Lay out every line of the records as a Markdown table with two columns, Row and Line. Number each row and leave out blank lines.

## BEGIN

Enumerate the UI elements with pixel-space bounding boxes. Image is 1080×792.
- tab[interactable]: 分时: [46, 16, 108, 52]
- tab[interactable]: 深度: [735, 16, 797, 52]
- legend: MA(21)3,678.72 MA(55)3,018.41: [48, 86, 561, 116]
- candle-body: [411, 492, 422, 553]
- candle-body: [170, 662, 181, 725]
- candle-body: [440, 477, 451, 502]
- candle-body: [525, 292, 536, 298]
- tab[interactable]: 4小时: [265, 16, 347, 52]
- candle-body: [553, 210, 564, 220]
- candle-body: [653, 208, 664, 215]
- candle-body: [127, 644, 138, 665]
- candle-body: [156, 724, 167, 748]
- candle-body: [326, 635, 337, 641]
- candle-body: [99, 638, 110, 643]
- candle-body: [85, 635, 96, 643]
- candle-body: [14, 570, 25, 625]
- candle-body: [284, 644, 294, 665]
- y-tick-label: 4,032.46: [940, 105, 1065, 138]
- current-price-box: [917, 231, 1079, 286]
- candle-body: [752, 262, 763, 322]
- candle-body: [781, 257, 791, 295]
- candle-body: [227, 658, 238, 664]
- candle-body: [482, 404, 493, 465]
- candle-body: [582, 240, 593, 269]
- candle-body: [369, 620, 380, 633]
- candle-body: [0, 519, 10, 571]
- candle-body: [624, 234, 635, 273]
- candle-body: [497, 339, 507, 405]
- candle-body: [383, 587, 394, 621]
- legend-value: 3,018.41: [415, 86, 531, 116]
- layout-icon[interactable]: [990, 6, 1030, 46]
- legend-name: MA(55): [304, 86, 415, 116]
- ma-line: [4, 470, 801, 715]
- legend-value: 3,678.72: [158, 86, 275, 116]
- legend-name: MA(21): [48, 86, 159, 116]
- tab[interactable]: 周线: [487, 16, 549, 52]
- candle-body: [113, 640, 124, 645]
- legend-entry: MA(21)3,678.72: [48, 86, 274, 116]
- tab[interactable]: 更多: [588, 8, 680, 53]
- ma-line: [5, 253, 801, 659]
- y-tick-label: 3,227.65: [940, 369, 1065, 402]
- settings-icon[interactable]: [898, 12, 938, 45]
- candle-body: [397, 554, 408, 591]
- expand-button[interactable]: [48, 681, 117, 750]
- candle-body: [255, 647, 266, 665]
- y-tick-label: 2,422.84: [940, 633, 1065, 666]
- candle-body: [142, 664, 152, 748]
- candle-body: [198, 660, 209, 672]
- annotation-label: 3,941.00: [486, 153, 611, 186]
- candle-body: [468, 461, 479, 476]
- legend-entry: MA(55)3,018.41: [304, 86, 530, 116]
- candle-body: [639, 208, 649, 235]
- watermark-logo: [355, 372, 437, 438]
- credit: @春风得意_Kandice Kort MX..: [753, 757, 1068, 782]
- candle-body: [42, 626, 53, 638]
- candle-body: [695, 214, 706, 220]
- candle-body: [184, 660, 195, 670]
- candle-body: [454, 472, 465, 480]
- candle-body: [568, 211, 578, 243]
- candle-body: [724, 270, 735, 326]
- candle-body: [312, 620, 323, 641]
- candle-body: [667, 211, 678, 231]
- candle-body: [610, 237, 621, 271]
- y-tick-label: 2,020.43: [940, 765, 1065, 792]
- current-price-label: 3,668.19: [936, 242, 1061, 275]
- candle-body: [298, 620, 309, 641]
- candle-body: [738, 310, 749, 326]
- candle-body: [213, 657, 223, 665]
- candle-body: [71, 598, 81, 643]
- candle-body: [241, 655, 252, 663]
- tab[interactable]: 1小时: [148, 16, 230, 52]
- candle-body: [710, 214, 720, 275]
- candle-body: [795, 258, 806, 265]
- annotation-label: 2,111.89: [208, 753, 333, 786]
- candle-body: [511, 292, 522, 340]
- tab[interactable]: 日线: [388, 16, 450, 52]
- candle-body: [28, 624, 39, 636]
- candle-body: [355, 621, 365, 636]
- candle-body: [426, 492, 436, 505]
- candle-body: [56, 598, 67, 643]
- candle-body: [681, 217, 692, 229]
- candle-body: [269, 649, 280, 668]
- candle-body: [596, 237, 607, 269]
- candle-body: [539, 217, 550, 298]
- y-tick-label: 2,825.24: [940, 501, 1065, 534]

## END

# Written response
| Row | Line |
|---|---|
| 1 | Enumerate the UI elements with pixel-space bounding boxes. Image is 1080×792. |
| 2 | - tab[interactable]: 分时: [46, 16, 108, 52] |
| 3 | - tab[interactable]: 深度: [735, 16, 797, 52] |
| 4 | - legend: MA(21)3,678.72 MA(55)3,018.41: [48, 86, 561, 116] |
| 5 | - candle-body: [411, 492, 422, 553] |
| 6 | - candle-body: [170, 662, 181, 725] |
| 7 | - candle-body: [440, 477, 451, 502] |
| 8 | - candle-body: [525, 292, 536, 298] |
| 9 | - tab[interactable]: 4小时: [265, 16, 347, 52] |
| 10 | - candle-body: [553, 210, 564, 220] |
| 11 | - candle-body: [653, 208, 664, 215] |
| 12 | - candle-body: [127, 644, 138, 665] |
| 13 | - candle-body: [156, 724, 167, 748] |
| 14 | - candle-body: [326, 635, 337, 641] |
| 15 | - candle-body: [99, 638, 110, 643] |
| 16 | - candle-body: [85, 635, 96, 643] |
| 17 | - candle-body: [14, 570, 25, 625] |
| 18 | - candle-body: [284, 644, 294, 665] |
| 19 | - y-tick-label: 4,032.46: [940, 105, 1065, 138] |
| 20 | - current-price-box: [917, 231, 1079, 286] |
| 21 | - candle-body: [752, 262, 763, 322] |
| 22 | - candle-body: [781, 257, 791, 295] |
| 23 | - candle-body: [227, 658, 238, 664] |
| 24 | - candle-body: [482, 404, 493, 465] |
| 25 | - candle-body: [582, 240, 593, 269] |
| 26 | - candle-body: [369, 620, 380, 633] |
| 27 | - candle-body: [0, 519, 10, 571] |
| 28 | - candle-body: [624, 234, 635, 273] |
| 29 | - candle-body: [497, 339, 507, 405] |
| 30 | - candle-body: [383, 587, 394, 621] |
| 31 | - legend-value: 3,018.41: [415, 86, 531, 116] |
| 32 | - layout-icon[interactable]: [990, 6, 1030, 46] |
| 33 | - legend-name: MA(55): [304, 86, 415, 116] |
| 34 | - ma-line: [4, 470, 801, 715] |
| 35 | - legend-value: 3,678.72: [158, 86, 275, 116] |
| 36 | - legend-name: MA(21): [48, 86, 159, 116] |
| 37 | - tab[interactable]: 周线: [487, 16, 549, 52] |
| 38 | - candle-body: [113, 640, 124, 645] |
| 39 | - legend-entry: MA(21)3,678.72: [48, 86, 274, 116] |
| 40 | - tab[interactable]: 更多: [588, 8, 680, 53] |
| 41 | - ma-line: [5, 253, 801, 659] |
| 42 | - y-tick-label: 3,227.65: [940, 369, 1065, 402] |
| 43 | - settings-icon[interactable]: [898, 12, 938, 45] |
| 44 | - candle-body: [397, 554, 408, 591] |
| 45 | - expand-button[interactable]: [48, 681, 117, 750] |
| 46 | - candle-body: [255, 647, 266, 665] |
| 47 | - y-tick-label: 2,422.84: [940, 633, 1065, 666] |
| 48 | - candle-body: [142, 664, 152, 748] |
| 49 | - candle-body: [198, 660, 209, 672] |
| 50 | - annotation-label: 3,941.00: [486, 153, 611, 186] |
| 51 | - candle-body: [468, 461, 479, 476] |
| 52 | - legend-entry: MA(55)3,018.41: [304, 86, 530, 116] |
| 53 | - candle-body: [639, 208, 649, 235] |
| 54 | - watermark-logo: [355, 372, 437, 438] |
| 55 | - credit: @春风得意_Kandice Kort MX..: [753, 757, 1068, 782] |
| 56 | - candle-body: [42, 626, 53, 638] |
| 57 | - candle-body: [695, 214, 706, 220] |
| 58 | - candle-body: [184, 660, 195, 670] |
| 59 | - candle-body: [454, 472, 465, 480] |
| 60 | - candle-body: [568, 211, 578, 243] |
| 61 | - candle-body: [724, 270, 735, 326] |
| 62 | - candle-body: [312, 620, 323, 641] |
| 63 | - candle-body: [667, 211, 678, 231] |
| 64 | - candle-body: [610, 237, 621, 271] |
| 65 | - y-tick-label: 2,020.43: [940, 765, 1065, 792] |
| 66 | - current-price-label: 3,668.19: [936, 242, 1061, 275] |
| 67 | - candle-body: [298, 620, 309, 641] |
| 68 | - candle-body: [738, 310, 749, 326] |
| 69 | - candle-body: [213, 657, 223, 665] |
| 70 | - candle-body: [71, 598, 81, 643] |
| 71 | - candle-body: [241, 655, 252, 663] |
| 72 | - tab[interactable]: 1小时: [148, 16, 230, 52] |
| 73 | - candle-body: [710, 214, 720, 275] |
| 74 | - candle-body: [795, 258, 806, 265] |
| 75 | - annotation-label: 2,111.89: [208, 753, 333, 786] |
| 76 | - candle-body: [511, 292, 522, 340] |
| 77 | - tab[interactable]: 日线: [388, 16, 450, 52] |
| 78 | - candle-body: [28, 624, 39, 636] |
| 79 | - candle-body: [355, 621, 365, 636] |
| 80 | - candle-body: [426, 492, 436, 505] |
| 81 | - candle-body: [56, 598, 67, 643] |
| 82 | - candle-body: [681, 217, 692, 229] |
| 83 | - candle-body: [269, 649, 280, 668] |
| 84 | - candle-body: [596, 237, 607, 269] |
| 85 | - candle-body: [539, 217, 550, 298] |
| 86 | - y-tick-label: 2,825.24: [940, 501, 1065, 534] |